Data items:
■ ■ ■ ■ ■

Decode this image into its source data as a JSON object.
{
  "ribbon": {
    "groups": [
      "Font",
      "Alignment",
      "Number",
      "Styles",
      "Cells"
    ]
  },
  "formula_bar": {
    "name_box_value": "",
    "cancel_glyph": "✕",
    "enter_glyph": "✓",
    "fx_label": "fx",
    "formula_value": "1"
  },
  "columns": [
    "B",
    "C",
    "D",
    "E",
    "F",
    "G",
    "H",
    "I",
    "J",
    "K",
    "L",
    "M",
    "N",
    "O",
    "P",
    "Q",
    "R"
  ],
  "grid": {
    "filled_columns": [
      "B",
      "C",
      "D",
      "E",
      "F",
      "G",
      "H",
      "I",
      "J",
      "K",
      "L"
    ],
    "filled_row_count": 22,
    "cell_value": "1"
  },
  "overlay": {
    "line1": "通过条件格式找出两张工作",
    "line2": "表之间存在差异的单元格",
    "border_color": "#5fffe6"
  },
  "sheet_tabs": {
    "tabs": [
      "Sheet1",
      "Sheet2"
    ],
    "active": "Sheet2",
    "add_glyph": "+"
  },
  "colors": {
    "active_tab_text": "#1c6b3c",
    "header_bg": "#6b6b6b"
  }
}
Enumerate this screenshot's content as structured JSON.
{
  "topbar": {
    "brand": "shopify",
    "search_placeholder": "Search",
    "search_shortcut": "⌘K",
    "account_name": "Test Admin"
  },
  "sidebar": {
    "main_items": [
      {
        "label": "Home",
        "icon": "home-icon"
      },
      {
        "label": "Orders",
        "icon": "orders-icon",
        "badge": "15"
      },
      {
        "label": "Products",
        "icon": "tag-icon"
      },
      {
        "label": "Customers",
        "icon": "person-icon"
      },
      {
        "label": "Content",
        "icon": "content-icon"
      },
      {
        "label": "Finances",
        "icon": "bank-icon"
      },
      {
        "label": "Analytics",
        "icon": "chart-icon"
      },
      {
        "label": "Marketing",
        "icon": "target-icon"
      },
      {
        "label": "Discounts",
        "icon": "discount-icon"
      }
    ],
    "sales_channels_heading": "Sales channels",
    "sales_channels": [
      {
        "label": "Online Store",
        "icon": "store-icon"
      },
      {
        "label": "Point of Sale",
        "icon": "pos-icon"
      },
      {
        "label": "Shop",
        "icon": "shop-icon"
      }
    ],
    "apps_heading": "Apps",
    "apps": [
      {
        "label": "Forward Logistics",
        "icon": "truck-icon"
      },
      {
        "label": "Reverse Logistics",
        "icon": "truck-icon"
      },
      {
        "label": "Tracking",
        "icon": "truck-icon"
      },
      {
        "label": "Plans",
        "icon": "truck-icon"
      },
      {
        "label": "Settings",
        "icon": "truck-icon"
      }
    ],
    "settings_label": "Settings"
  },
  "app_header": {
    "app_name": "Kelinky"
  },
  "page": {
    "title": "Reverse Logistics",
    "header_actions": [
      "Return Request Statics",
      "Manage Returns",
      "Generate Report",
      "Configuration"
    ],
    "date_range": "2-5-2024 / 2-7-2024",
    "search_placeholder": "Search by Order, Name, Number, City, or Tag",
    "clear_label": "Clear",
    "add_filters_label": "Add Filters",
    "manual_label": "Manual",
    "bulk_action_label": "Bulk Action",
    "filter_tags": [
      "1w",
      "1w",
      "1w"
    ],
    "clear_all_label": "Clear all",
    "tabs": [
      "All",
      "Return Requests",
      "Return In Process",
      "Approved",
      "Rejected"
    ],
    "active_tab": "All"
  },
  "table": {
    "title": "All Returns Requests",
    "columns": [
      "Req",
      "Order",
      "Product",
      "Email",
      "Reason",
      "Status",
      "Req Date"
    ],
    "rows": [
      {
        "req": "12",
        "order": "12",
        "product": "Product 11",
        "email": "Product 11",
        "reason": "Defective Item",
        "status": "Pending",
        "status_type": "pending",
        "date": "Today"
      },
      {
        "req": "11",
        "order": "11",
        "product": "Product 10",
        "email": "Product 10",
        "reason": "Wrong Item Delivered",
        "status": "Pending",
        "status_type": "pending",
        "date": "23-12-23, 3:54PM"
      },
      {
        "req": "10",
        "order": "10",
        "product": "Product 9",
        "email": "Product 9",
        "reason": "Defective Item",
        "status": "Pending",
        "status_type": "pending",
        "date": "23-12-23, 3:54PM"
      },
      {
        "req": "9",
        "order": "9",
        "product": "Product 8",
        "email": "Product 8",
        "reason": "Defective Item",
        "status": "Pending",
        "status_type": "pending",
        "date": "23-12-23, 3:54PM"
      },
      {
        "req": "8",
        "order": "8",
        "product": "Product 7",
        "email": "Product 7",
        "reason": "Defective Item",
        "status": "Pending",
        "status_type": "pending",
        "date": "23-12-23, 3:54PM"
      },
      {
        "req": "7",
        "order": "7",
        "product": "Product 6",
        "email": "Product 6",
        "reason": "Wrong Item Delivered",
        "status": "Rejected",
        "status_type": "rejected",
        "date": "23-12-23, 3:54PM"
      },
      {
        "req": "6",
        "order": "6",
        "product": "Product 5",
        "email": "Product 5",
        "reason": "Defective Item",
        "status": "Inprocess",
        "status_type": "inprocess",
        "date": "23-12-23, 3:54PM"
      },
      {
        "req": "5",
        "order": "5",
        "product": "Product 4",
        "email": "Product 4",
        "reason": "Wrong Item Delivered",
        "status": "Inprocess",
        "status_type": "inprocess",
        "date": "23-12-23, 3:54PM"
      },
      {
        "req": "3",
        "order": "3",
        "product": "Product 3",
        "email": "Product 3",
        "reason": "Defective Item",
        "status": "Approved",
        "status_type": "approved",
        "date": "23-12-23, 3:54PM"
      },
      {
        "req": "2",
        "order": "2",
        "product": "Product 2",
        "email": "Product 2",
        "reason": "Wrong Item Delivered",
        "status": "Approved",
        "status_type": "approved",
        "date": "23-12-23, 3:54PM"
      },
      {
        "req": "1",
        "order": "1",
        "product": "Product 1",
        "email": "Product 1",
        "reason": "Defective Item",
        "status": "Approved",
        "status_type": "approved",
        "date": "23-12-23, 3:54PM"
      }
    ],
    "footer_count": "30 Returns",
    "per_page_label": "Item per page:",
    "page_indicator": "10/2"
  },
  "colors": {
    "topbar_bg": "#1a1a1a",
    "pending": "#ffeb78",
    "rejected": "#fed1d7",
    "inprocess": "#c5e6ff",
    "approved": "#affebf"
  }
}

■ ■ ■ ■ ■

TASK STATEMENT: Extract the listing in its entirety, matching it exactly.

EXERCISE OUTPUT:
Decode this image into its source data as a JSON object.
{
  "ribbon": {
    "groups": [
      "Font",
      "Alignment",
      "Number",
      "Styles",
      "Cells"
    ]
  },
  "formula_bar": {
    "name_box_value": "",
    "cancel_glyph": "✕",
    "enter_glyph": "✓",
    "fx_label": "fx",
    "formula_value": "1"
  },
  "columns": [
    "B",
    "C",
    "D",
    "E",
    "F",
    "G",
    "H",
    "I",
    "J",
    "K",
    "L",
    "M",
    "N",
    "O",
    "P",
    "Q",
    "R"
  ],
  "grid": {
    "filled_columns": [
      "B",
      "C",
      "D",
      "E",
      "F",
      "G",
      "H",
      "I",
      "J",
      "K",
      "L"
    ],
    "filled_row_count": 22,
    "cell_value": "1"
  },
  "overlay": {
    "line1": "通过条件格式找出两张工作",
    "line2": "表之间存在差异的单元格",
    "border_color": "#5fffe6"
  },
  "sheet_tabs": {
    "tabs": [
      "Sheet1",
      "Sheet2"
    ],
    "active": "Sheet2",
    "add_glyph": "+"
  },
  "colors": {
    "active_tab_text": "#1c6b3c",
    "header_bg": "#6b6b6b"
  }
}
Enumerate this screenshot's content as structured JSON.
{
  "topbar": {
    "brand": "shopify",
    "search_placeholder": "Search",
    "search_shortcut": "⌘K",
    "account_name": "Test Admin"
  },
  "sidebar": {
    "main_items": [
      {
        "label": "Home",
        "icon": "home-icon"
      },
      {
        "label": "Orders",
        "icon": "orders-icon",
        "badge": "15"
      },
      {
        "label": "Products",
        "icon": "tag-icon"
      },
      {
        "label": "Customers",
        "icon": "person-icon"
      },
      {
        "label": "Content",
        "icon": "content-icon"
      },
      {
        "label": "Finances",
        "icon": "bank-icon"
      },
      {
        "label": "Analytics",
        "icon": "chart-icon"
      },
      {
        "label": "Marketing",
        "icon": "target-icon"
      },
      {
        "label": "Discounts",
        "icon": "discount-icon"
      }
    ],
    "sales_channels_heading": "Sales channels",
    "sales_channels": [
      {
        "label": "Online Store",
        "icon": "store-icon"
      },
      {
        "label": "Point of Sale",
        "icon": "pos-icon"
      },
      {
        "label": "Shop",
        "icon": "shop-icon"
      }
    ],
    "apps_heading": "Apps",
    "apps": [
      {
        "label": "Forward Logistics",
        "icon": "truck-icon"
      },
      {
        "label": "Reverse Logistics",
        "icon": "truck-icon"
      },
      {
        "label": "Tracking",
        "icon": "truck-icon"
      },
      {
        "label": "Plans",
        "icon": "truck-icon"
      },
      {
        "label": "Settings",
        "icon": "truck-icon"
      }
    ],
    "settings_label": "Settings"
  },
  "app_header": {
    "app_name": "Kelinky"
  },
  "page": {
    "title": "Reverse Logistics",
    "header_actions": [
      "Return Request Statics",
      "Manage Returns",
      "Generate Report",
      "Configuration"
    ],
    "date_range": "2-5-2024 / 2-7-2024",
    "search_placeholder": "Search by Order, Name, Number, City, or Tag",
    "clear_label": "Clear",
    "add_filters_label": "Add Filters",
    "manual_label": "Manual",
    "bulk_action_label": "Bulk Action",
    "filter_tags": [
      "1w",
      "1w",
      "1w"
    ],
    "clear_all_label": "Clear all",
    "tabs": [
      "All",
      "Return Requests",
      "Return In Process",
      "Approved",
      "Rejected"
    ],
    "active_tab": "All"
  },
  "table": {
    "title": "All Returns Requests",
    "columns": [
      "Req",
      "Order",
      "Product",
      "Email",
      "Reason",
      "Status",
      "Req Date"
    ],
    "rows": [
      {
        "req": "12",
        "order": "12",
        "product": "Product 11",
        "email": "Product 11",
        "reason": "Defective Item",
        "status": "Pending",
        "status_type": "pending",
        "date": "Today"
      },
      {
        "req": "11",
        "order": "11",
        "product": "Product 10",
        "email": "Product 10",
        "reason": "Wrong Item Delivered",
        "status": "Pending",
        "status_type": "pending",
        "date": "23-12-23, 3:54PM"
      },
      {
        "req": "10",
        "order": "10",
        "product": "Product 9",
        "email": "Product 9",
        "reason": "Defective Item",
        "status": "Pending",
        "status_type": "pending",
        "date": "23-12-23, 3:54PM"
      },
      {
        "req": "9",
        "order": "9",
        "product": "Product 8",
        "email": "Product 8",
        "reason": "Defective Item",
        "status": "Pending",
        "status_type": "pending",
        "date": "23-12-23, 3:54PM"
      },
      {
        "req": "8",
        "order": "8",
        "product": "Product 7",
        "email": "Product 7",
        "reason": "Defective Item",
        "status": "Pending",
        "status_type": "pending",
        "date": "23-12-23, 3:54PM"
      },
      {
        "req": "7",
        "order": "7",
        "product": "Product 6",
        "email": "Product 6",
        "reason": "Wrong Item Delivered",
        "status": "Rejected",
        "status_type": "rejected",
        "date": "23-12-23, 3:54PM"
      },
      {
        "req": "6",
        "order": "6",
        "product": "Product 5",
        "email": "Product 5",
        "reason": "Defective Item",
        "status": "Inprocess",
        "status_type": "inprocess",
        "date": "23-12-23, 3:54PM"
      },
      {
        "req": "5",
        "order": "5",
        "product": "Product 4",
        "email": "Product 4",
        "reason": "Wrong Item Delivered",
        "status": "Inprocess",
        "status_type": "inprocess",
        "date": "23-12-23, 3:54PM"
      },
      {
        "req": "3",
        "order": "3",
        "product": "Product 3",
        "email": "Product 3",
        "reason": "Defective Item",
        "status": "Approved",
        "status_type": "approved",
        "date": "23-12-23, 3:54PM"
      },
      {
        "req": "2",
        "order": "2",
        "product": "Product 2",
        "email": "Product 2",
        "reason": "Wrong Item Delivered",
        "status": "Approved",
        "status_type": "approved",
        "date": "23-12-23, 3:54PM"
      },
      {
        "req": "1",
        "order": "1",
        "product": "Product 1",
        "email": "Product 1",
        "reason": "Defective Item",
        "status": "Approved",
        "status_type": "approved",
        "date": "23-12-23, 3:54PM"
      }
    ],
    "footer_count": "30 Returns",
    "per_page_label": "Item per page:",
    "page_indicator": "10/2"
  },
  "colors": {
    "topbar_bg": "#1a1a1a",
    "pending": "#ffeb78",
    "rejected": "#fed1d7",
    "inprocess": "#c5e6ff",
    "approved": "#affebf"
  }
}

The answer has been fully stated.